ITEMS:
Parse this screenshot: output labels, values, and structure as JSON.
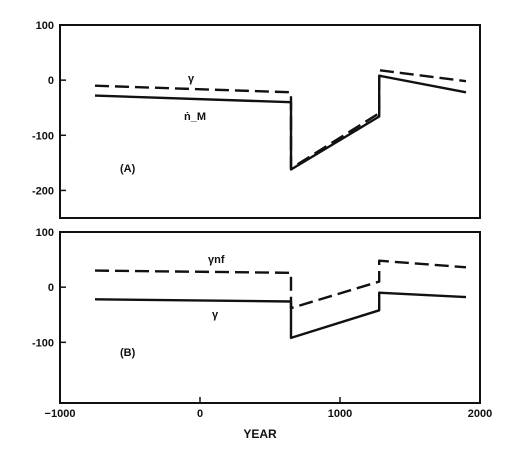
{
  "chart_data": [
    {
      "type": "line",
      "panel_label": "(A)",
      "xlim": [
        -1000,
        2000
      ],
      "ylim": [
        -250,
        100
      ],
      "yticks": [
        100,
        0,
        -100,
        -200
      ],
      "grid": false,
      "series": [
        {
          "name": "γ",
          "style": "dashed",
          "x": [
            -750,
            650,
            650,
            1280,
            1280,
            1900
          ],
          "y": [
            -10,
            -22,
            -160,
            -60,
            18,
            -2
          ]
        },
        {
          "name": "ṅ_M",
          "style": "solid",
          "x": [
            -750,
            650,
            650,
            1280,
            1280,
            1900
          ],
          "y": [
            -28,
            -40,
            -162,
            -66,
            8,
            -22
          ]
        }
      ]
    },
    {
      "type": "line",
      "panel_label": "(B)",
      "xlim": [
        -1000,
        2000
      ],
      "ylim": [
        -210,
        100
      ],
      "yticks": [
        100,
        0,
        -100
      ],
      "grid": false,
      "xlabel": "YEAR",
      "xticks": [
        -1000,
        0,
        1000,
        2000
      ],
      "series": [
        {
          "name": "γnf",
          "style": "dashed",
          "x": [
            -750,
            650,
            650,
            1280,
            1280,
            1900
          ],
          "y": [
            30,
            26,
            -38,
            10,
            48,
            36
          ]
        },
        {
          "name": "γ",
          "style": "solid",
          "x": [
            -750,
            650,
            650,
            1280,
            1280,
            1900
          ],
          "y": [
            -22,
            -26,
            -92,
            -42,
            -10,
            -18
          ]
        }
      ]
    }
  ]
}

OBJECTIVE: Reproduce all of the data exactly; the pictures do not belong in the copy.

FULL RESPONSE:
Parse this screenshot: output labels, values, and structure as JSON.
{
  "chart_data": [
    {
      "type": "line",
      "panel_label": "(A)",
      "xlim": [
        -1000,
        2000
      ],
      "ylim": [
        -250,
        100
      ],
      "yticks": [
        100,
        0,
        -100,
        -200
      ],
      "grid": false,
      "series": [
        {
          "name": "γ",
          "style": "dashed",
          "x": [
            -750,
            650,
            650,
            1280,
            1280,
            1900
          ],
          "y": [
            -10,
            -22,
            -160,
            -60,
            18,
            -2
          ]
        },
        {
          "name": "ṅ_M",
          "style": "solid",
          "x": [
            -750,
            650,
            650,
            1280,
            1280,
            1900
          ],
          "y": [
            -28,
            -40,
            -162,
            -66,
            8,
            -22
          ]
        }
      ]
    },
    {
      "type": "line",
      "panel_label": "(B)",
      "xlim": [
        -1000,
        2000
      ],
      "ylim": [
        -210,
        100
      ],
      "yticks": [
        100,
        0,
        -100
      ],
      "grid": false,
      "xlabel": "YEAR",
      "xticks": [
        -1000,
        0,
        1000,
        2000
      ],
      "series": [
        {
          "name": "γnf",
          "style": "dashed",
          "x": [
            -750,
            650,
            650,
            1280,
            1280,
            1900
          ],
          "y": [
            30,
            26,
            -38,
            10,
            48,
            36
          ]
        },
        {
          "name": "γ",
          "style": "solid",
          "x": [
            -750,
            650,
            650,
            1280,
            1280,
            1900
          ],
          "y": [
            -22,
            -26,
            -92,
            -42,
            -10,
            -18
          ]
        }
      ]
    }
  ]
}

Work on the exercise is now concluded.